The records below are to be copied word for word, with every picture left out.

**** Dataset records ****

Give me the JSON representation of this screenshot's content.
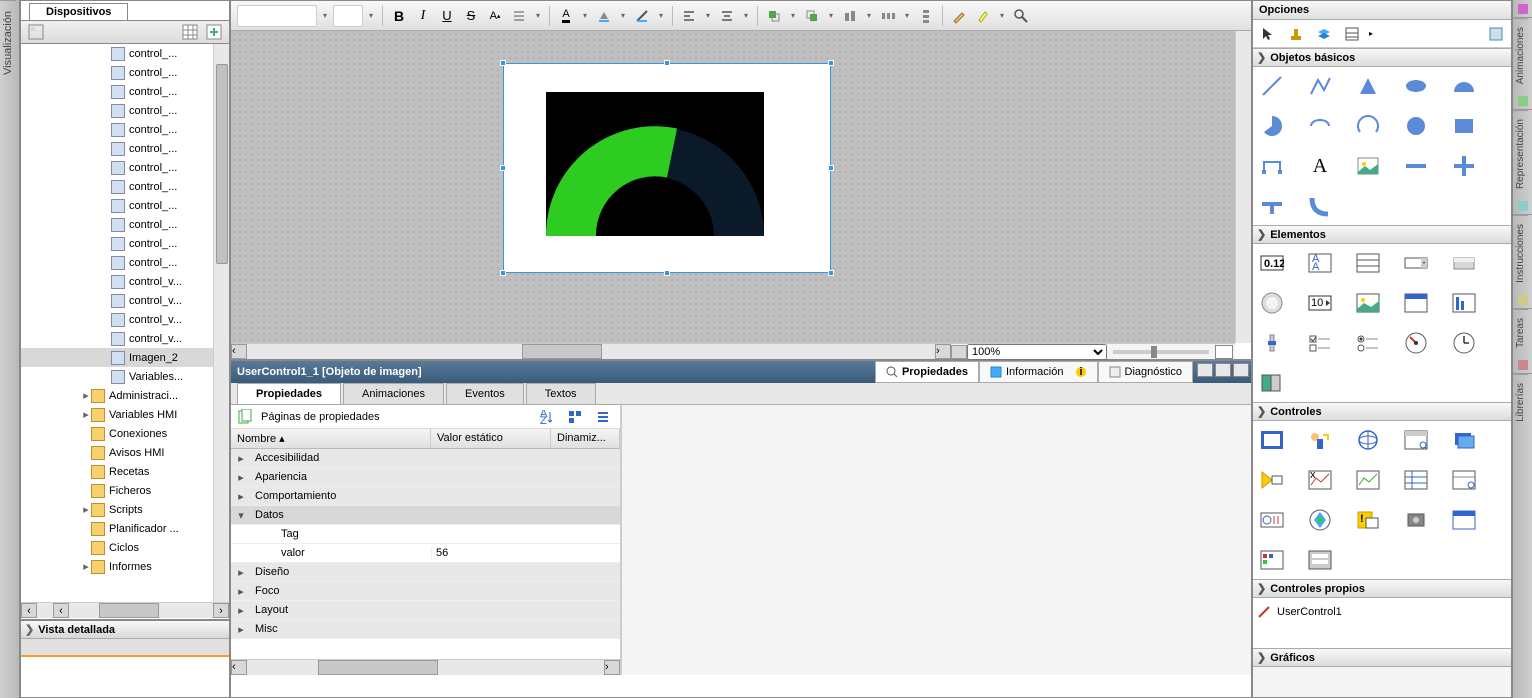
{
  "leftVTab": "Visualización",
  "tree": {
    "tab": "Dispositivos",
    "items": [
      {
        "label": "control_..."
      },
      {
        "label": "control_..."
      },
      {
        "label": "control_..."
      },
      {
        "label": "control_..."
      },
      {
        "label": "control_..."
      },
      {
        "label": "control_..."
      },
      {
        "label": "control_..."
      },
      {
        "label": "control_..."
      },
      {
        "label": "control_..."
      },
      {
        "label": "control_..."
      },
      {
        "label": "control_..."
      },
      {
        "label": "control_..."
      },
      {
        "label": "control_v..."
      },
      {
        "label": "control_v..."
      },
      {
        "label": "control_v..."
      },
      {
        "label": "control_v..."
      },
      {
        "label": "Imagen_2",
        "selected": true
      },
      {
        "label": "Variables..."
      }
    ],
    "folders": [
      {
        "label": "Administraci...",
        "arrow": "▸"
      },
      {
        "label": "Variables HMI",
        "arrow": "▸"
      },
      {
        "label": "Conexiones"
      },
      {
        "label": "Avisos HMI"
      },
      {
        "label": "Recetas"
      },
      {
        "label": "Ficheros"
      },
      {
        "label": "Scripts",
        "arrow": "▸"
      },
      {
        "label": "Planificador ..."
      },
      {
        "label": "Ciclos"
      },
      {
        "label": "Informes",
        "arrow": "▸"
      }
    ]
  },
  "detail": {
    "title": "Vista detallada"
  },
  "canvas": {
    "zoom": "100%"
  },
  "props": {
    "title": "UserControl1_1 [Objeto de imagen]",
    "rtabs": [
      "Propiedades",
      "Información",
      "Diagnóstico"
    ],
    "subtabs": [
      "Propiedades",
      "Animaciones",
      "Eventos",
      "Textos"
    ],
    "pagesLabel": "Páginas de propiedades",
    "cols": {
      "name": "Nombre",
      "val": "Valor estático",
      "dyn": "Dinamiz..."
    },
    "rows": [
      {
        "type": "cat",
        "name": "Accesibilidad"
      },
      {
        "type": "cat",
        "name": "Apariencia"
      },
      {
        "type": "cat",
        "name": "Comportamiento"
      },
      {
        "type": "cat",
        "name": "Datos",
        "expanded": true
      },
      {
        "type": "sub",
        "name": "Tag",
        "val": ""
      },
      {
        "type": "sub",
        "name": "valor",
        "val": "56"
      },
      {
        "type": "cat",
        "name": "Diseño"
      },
      {
        "type": "cat",
        "name": "Foco"
      },
      {
        "type": "cat",
        "name": "Layout"
      },
      {
        "type": "cat",
        "name": "Misc"
      }
    ]
  },
  "toolbox": {
    "title": "Opciones",
    "sections": {
      "basic": "Objetos básicos",
      "elements": "Elementos",
      "controls": "Controles",
      "own": "Controles propios",
      "graphics": "Gráficos"
    },
    "ownItem": "UserControl1"
  },
  "rightVTabs": [
    "Animaciones",
    "Representación",
    "Instrucciones",
    "Tareas",
    "Librerías"
  ]
}
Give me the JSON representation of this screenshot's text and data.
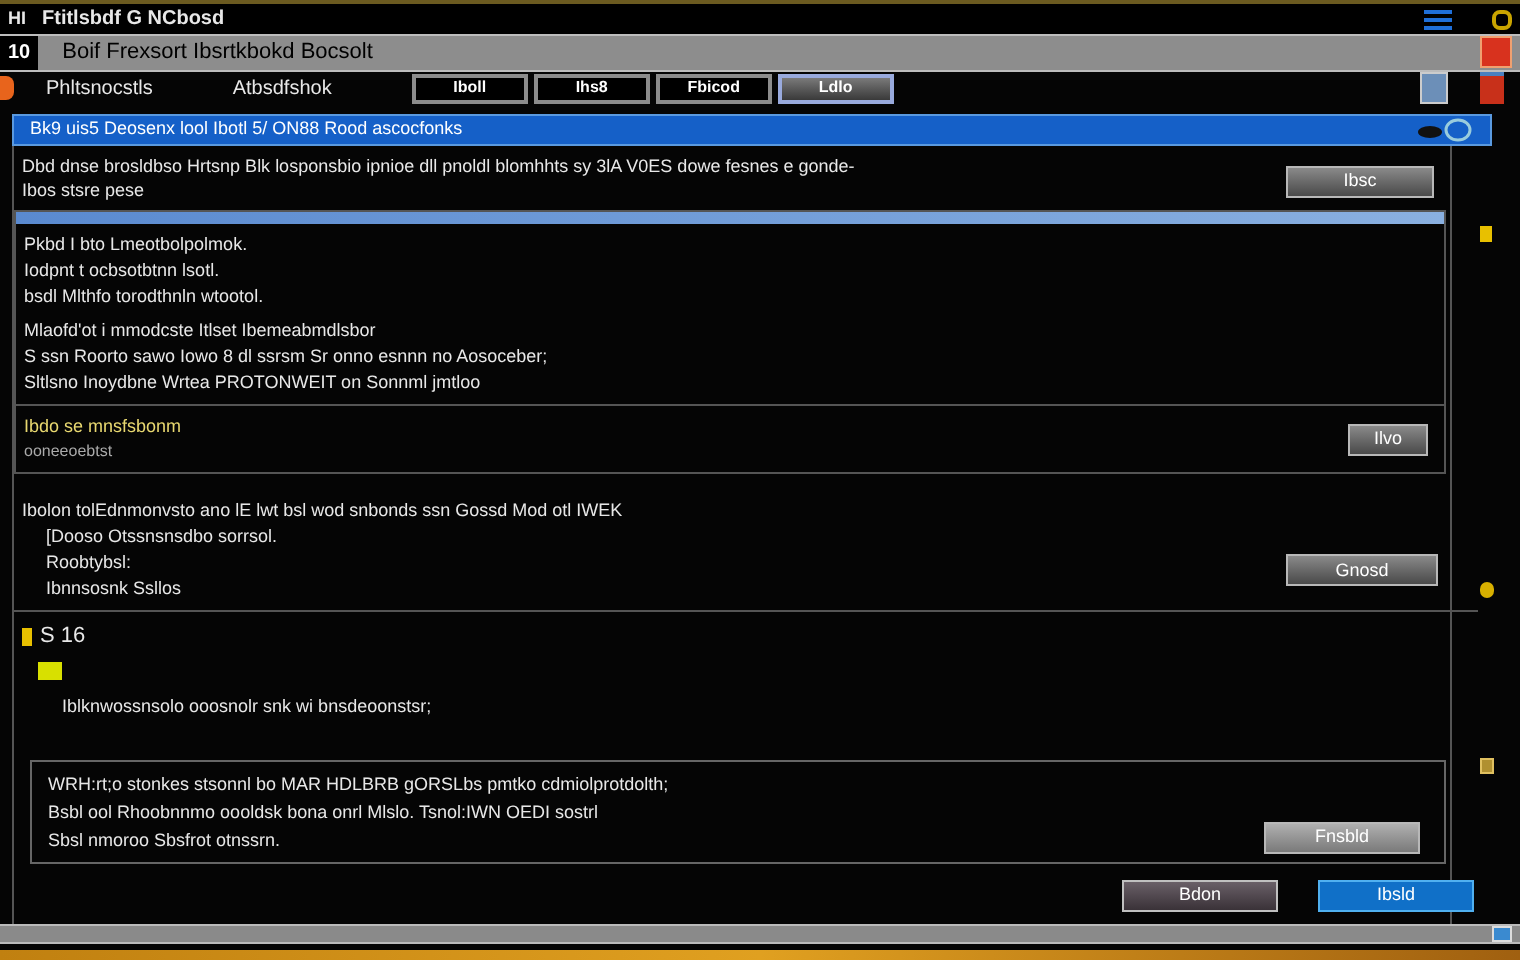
{
  "title_bar": {
    "badge": "HI",
    "title": "Ftitlsbdf G NCbosd"
  },
  "header": {
    "badge": "10",
    "title": "Boif Frexsort Ibsrtkbokd Bocsolt"
  },
  "toolbar": {
    "labels": [
      "Phltsnocstls",
      "Atbsdfshok"
    ],
    "buttons": [
      {
        "label": "Iboll",
        "kind": "outline"
      },
      {
        "label": "Ihs8",
        "kind": "outline"
      },
      {
        "label": "Fbicod",
        "kind": "outline"
      },
      {
        "label": "Ldlo",
        "kind": "filled"
      }
    ]
  },
  "section_bar": {
    "title": "Bk9 uis5 Deosenx lool Ibotl 5/ ON88 Rood ascocfonks"
  },
  "panel_1": {
    "intro": [
      "Dbd dnse brosldbso Hrtsnp Blk losponsbio ipnioe dll pnoldl blomhhts sy 3lA V0ES dowe fesnes e gonde-",
      "Ibos stsre pese"
    ],
    "intro_button": "Ibsc",
    "details": [
      "Pkbd I bto Lmeotbolpolmok.",
      "Iodpnt t ocbsotbtnn lsotl.",
      "bsdl Mlthfo torodthnln wtootol.",
      "Mlaofd'ot i mmodcste Itlset Ibemeabmdlsbor",
      "S ssn Roorto sawo Iowo 8 dl ssrsm  Sr onno esnnn no Aosoceber;",
      "Sltlsno Inoydbne Wrtea PROTONWEIT on Sonnml jmtloo"
    ],
    "footer_label": "Ibdo se mnsfsbonm",
    "footer_note": "ooneeoebtst",
    "footer_button": "Ilvo"
  },
  "panel_2": {
    "lines": [
      "Ibolon tolEdnmonvsto ano lE lwt bsl wod snbonds ssn Gossd Mod otl IWEK",
      "[Dooso Otssnsnsdbo sorrsol.",
      "Roobtybsl:",
      "Ibnnsosnk Ssllos"
    ],
    "button": "Gnosd"
  },
  "step": {
    "label": "S 16"
  },
  "option": {
    "text": "Iblknwossnsolo ooosnolr snk wi bnsdeoonstsr;"
  },
  "notes": {
    "lines": [
      "WRH:rt;o stonkes stsonnl bo MAR HDLBRB gORSLbs pmtko cdmiolprotdolth;",
      "Bsbl ool Rhoobnnmo oooldsk bona onrl Mlslo. Tsnol:IWN OEDI sostrl",
      "Sbsl nmoroo Sbsfrot otnssrn."
    ],
    "button": "Fnsbld"
  },
  "actions": [
    {
      "label": "Bdon",
      "primary": false
    },
    {
      "label": "Ibsld",
      "primary": true
    }
  ]
}
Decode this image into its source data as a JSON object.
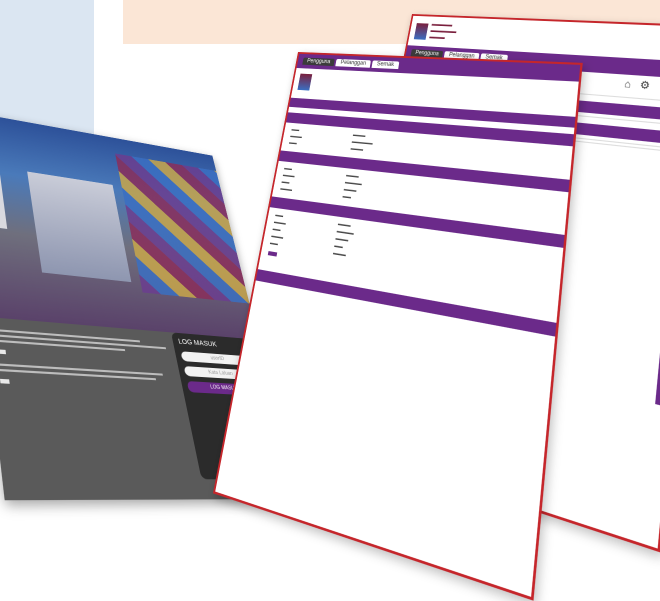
{
  "login": {
    "title": "LOG MASUK",
    "field1": "userID",
    "field2": "Kata Laluan",
    "button": "LOG MASUK"
  },
  "portal": {
    "tabs": [
      "Pengguna",
      "Pelanggan",
      "Semak"
    ],
    "favourite_label": "favourite"
  },
  "colors": {
    "accent": "#6b2a8a",
    "border": "#c5262b",
    "peach": "#fbe6d6",
    "blue": "#dbe6f2"
  }
}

****

Task response:
Give me the JSON representation of this screenshot's content.
{
  "leftVTab": "Visualización",
  "tree": {
    "tab": "Dispositivos",
    "items": [
      {
        "label": "control_..."
      },
      {
        "label": "control_..."
      },
      {
        "label": "control_..."
      },
      {
        "label": "control_..."
      },
      {
        "label": "control_..."
      },
      {
        "label": "control_..."
      },
      {
        "label": "control_..."
      },
      {
        "label": "control_..."
      },
      {
        "label": "control_..."
      },
      {
        "label": "control_..."
      },
      {
        "label": "control_..."
      },
      {
        "label": "control_..."
      },
      {
        "label": "control_v..."
      },
      {
        "label": "control_v..."
      },
      {
        "label": "control_v..."
      },
      {
        "label": "control_v..."
      },
      {
        "label": "Imagen_2",
        "selected": true
      },
      {
        "label": "Variables..."
      }
    ],
    "folders": [
      {
        "label": "Administraci...",
        "arrow": "▸"
      },
      {
        "label": "Variables HMI",
        "arrow": "▸"
      },
      {
        "label": "Conexiones"
      },
      {
        "label": "Avisos HMI"
      },
      {
        "label": "Recetas"
      },
      {
        "label": "Ficheros"
      },
      {
        "label": "Scripts",
        "arrow": "▸"
      },
      {
        "label": "Planificador ..."
      },
      {
        "label": "Ciclos"
      },
      {
        "label": "Informes",
        "arrow": "▸"
      }
    ]
  },
  "detail": {
    "title": "Vista detallada"
  },
  "canvas": {
    "zoom": "100%"
  },
  "props": {
    "title": "UserControl1_1 [Objeto de imagen]",
    "rtabs": [
      "Propiedades",
      "Información",
      "Diagnóstico"
    ],
    "subtabs": [
      "Propiedades",
      "Animaciones",
      "Eventos",
      "Textos"
    ],
    "pagesLabel": "Páginas de propiedades",
    "cols": {
      "name": "Nombre",
      "val": "Valor estático",
      "dyn": "Dinamiz..."
    },
    "rows": [
      {
        "type": "cat",
        "name": "Accesibilidad"
      },
      {
        "type": "cat",
        "name": "Apariencia"
      },
      {
        "type": "cat",
        "name": "Comportamiento"
      },
      {
        "type": "cat",
        "name": "Datos",
        "expanded": true
      },
      {
        "type": "sub",
        "name": "Tag",
        "val": ""
      },
      {
        "type": "sub",
        "name": "valor",
        "val": "56"
      },
      {
        "type": "cat",
        "name": "Diseño"
      },
      {
        "type": "cat",
        "name": "Foco"
      },
      {
        "type": "cat",
        "name": "Layout"
      },
      {
        "type": "cat",
        "name": "Misc"
      }
    ]
  },
  "toolbox": {
    "title": "Opciones",
    "sections": {
      "basic": "Objetos básicos",
      "elements": "Elementos",
      "controls": "Controles",
      "own": "Controles propios",
      "graphics": "Gráficos"
    },
    "ownItem": "UserControl1"
  },
  "rightVTabs": [
    "Animaciones",
    "Representación",
    "Instrucciones",
    "Tareas",
    "Librerías"
  ]
}
Give me the JSON representation of this screenshot's text and data.
{
  "title_bar": {
    "badge": "HI",
    "title": "Ftitlsbdf G NCbosd"
  },
  "header": {
    "badge": "10",
    "title": "Boif Frexsort Ibsrtkbokd Bocsolt"
  },
  "toolbar": {
    "labels": [
      "Phltsnocstls",
      "Atbsdfshok"
    ],
    "buttons": [
      {
        "label": "Iboll",
        "kind": "outline"
      },
      {
        "label": "Ihs8",
        "kind": "outline"
      },
      {
        "label": "Fbicod",
        "kind": "outline"
      },
      {
        "label": "Ldlo",
        "kind": "filled"
      }
    ]
  },
  "section_bar": {
    "title": "Bk9 uis5 Deosenx lool Ibotl 5/ ON88 Rood ascocfonks"
  },
  "panel_1": {
    "intro": [
      "Dbd dnse brosldbso Hrtsnp Blk losponsbio ipnioe dll pnoldl blomhhts sy 3lA V0ES dowe fesnes e gonde-",
      "Ibos stsre pese"
    ],
    "intro_button": "Ibsc",
    "details": [
      "Pkbd I bto Lmeotbolpolmok.",
      "Iodpnt t ocbsotbtnn lsotl.",
      "bsdl Mlthfo torodthnln wtootol.",
      "Mlaofd'ot i mmodcste Itlset Ibemeabmdlsbor",
      "S ssn Roorto sawo Iowo 8 dl ssrsm  Sr onno esnnn no Aosoceber;",
      "Sltlsno Inoydbne Wrtea PROTONWEIT on Sonnml jmtloo"
    ],
    "footer_label": "Ibdo se mnsfsbonm",
    "footer_note": "ooneeoebtst",
    "footer_button": "Ilvo"
  },
  "panel_2": {
    "lines": [
      "Ibolon tolEdnmonvsto ano lE lwt bsl wod snbonds ssn Gossd Mod otl IWEK",
      "[Dooso Otssnsnsdbo sorrsol.",
      "Roobtybsl:",
      "Ibnnsosnk Ssllos"
    ],
    "button": "Gnosd"
  },
  "step": {
    "label": "S 16"
  },
  "option": {
    "text": "Iblknwossnsolo ooosnolr snk wi bnsdeoonstsr;"
  },
  "notes": {
    "lines": [
      "WRH:rt;o stonkes stsonnl bo MAR HDLBRB gORSLbs pmtko cdmiolprotdolth;",
      "Bsbl ool Rhoobnnmo oooldsk bona onrl Mlslo. Tsnol:IWN OEDI sostrl",
      "Sbsl nmoroo Sbsfrot otnssrn."
    ],
    "button": "Fnsbld"
  },
  "actions": [
    {
      "label": "Bdon",
      "primary": false
    },
    {
      "label": "Ibsld",
      "primary": true
    }
  ]
}
Decode this image into its source data as a JSON object.
{
  "login": {
    "title": "LOG MASUK",
    "field1": "userID",
    "field2": "Kata Laluan",
    "button": "LOG MASUK"
  },
  "portal": {
    "tabs": [
      "Pengguna",
      "Pelanggan",
      "Semak"
    ],
    "favourite_label": "favourite"
  },
  "colors": {
    "accent": "#6b2a8a",
    "border": "#c5262b",
    "peach": "#fbe6d6",
    "blue": "#dbe6f2"
  }
}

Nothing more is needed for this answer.